───── Records ─────

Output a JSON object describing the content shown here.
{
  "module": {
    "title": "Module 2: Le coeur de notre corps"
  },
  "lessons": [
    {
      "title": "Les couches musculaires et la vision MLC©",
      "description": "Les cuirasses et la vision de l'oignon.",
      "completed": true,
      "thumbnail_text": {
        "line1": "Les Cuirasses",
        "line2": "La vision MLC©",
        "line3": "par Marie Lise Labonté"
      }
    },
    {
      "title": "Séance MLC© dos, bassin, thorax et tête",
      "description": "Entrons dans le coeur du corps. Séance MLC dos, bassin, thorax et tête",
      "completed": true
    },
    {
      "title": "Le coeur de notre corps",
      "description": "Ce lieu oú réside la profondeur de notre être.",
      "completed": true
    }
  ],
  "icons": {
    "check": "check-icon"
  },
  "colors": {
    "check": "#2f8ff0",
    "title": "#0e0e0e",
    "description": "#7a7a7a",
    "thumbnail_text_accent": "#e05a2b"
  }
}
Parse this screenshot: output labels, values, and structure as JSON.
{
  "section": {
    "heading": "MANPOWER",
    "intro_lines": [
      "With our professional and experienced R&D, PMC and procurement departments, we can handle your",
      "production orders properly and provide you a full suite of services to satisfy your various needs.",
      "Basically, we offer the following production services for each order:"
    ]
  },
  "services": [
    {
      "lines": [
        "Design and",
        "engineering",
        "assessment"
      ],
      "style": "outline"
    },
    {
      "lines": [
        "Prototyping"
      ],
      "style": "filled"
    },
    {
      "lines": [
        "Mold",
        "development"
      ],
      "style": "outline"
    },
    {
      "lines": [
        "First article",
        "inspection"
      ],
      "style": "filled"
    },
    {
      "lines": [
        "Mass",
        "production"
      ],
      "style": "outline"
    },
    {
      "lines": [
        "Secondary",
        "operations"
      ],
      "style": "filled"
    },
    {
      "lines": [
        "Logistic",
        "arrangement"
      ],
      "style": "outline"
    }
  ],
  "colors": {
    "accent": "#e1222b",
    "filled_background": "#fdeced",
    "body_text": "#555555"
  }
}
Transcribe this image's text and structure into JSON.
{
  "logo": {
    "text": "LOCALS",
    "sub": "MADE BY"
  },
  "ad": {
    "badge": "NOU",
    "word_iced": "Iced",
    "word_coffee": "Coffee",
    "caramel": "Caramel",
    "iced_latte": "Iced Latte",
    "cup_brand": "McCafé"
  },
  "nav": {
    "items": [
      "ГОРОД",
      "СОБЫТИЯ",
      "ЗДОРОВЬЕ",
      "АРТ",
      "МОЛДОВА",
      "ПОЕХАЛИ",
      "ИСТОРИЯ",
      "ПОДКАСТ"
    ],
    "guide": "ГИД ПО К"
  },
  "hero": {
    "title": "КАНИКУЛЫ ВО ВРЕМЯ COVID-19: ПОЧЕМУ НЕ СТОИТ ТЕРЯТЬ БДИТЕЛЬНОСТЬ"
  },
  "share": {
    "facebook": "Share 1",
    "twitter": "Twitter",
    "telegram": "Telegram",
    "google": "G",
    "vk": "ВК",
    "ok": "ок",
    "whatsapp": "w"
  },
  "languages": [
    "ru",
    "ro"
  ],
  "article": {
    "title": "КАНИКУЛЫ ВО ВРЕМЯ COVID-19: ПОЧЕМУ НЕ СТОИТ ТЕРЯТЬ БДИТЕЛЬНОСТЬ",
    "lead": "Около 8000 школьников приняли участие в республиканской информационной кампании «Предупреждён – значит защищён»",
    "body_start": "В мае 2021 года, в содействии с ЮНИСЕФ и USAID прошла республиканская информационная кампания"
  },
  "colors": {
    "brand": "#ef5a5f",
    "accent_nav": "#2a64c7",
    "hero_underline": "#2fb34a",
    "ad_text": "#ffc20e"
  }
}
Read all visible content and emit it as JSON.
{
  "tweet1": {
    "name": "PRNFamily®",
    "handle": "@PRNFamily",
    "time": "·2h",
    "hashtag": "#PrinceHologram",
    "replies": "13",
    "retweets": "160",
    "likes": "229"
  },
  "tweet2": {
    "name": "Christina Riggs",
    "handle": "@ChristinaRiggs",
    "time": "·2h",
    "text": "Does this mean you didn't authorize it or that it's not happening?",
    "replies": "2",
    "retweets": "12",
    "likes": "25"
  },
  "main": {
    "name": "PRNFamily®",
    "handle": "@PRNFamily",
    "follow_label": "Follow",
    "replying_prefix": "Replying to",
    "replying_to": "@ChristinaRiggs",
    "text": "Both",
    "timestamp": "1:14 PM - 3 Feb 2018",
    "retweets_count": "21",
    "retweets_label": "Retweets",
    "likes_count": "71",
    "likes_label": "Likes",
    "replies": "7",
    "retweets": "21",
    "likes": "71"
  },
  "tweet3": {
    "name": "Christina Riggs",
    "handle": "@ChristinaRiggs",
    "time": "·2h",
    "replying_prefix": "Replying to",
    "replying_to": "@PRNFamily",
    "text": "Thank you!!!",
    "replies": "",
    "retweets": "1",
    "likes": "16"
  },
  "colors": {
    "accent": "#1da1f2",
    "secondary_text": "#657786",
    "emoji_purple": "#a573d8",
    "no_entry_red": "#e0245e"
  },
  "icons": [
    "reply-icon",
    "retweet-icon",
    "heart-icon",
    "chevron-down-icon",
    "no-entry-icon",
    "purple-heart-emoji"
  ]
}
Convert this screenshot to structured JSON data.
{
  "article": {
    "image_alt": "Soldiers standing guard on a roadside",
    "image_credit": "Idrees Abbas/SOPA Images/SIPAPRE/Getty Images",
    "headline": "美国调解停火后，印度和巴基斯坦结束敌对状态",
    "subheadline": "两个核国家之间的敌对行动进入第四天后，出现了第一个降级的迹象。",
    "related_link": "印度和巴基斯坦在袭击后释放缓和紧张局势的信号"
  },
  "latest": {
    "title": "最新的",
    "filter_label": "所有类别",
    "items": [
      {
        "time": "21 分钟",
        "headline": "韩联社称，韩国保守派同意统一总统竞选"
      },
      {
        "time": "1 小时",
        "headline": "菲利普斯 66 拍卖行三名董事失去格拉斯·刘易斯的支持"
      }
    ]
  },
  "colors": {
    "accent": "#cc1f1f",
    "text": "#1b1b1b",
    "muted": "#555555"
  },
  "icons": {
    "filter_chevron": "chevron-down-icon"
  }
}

─────

Which lines contain "production"? Copy each of them.

**Answer to this problem**
      "production orders properly and provide you a full suite of services to satisfy your various needs.",
      "Basically, we offer the following production services for each order:"
        "production"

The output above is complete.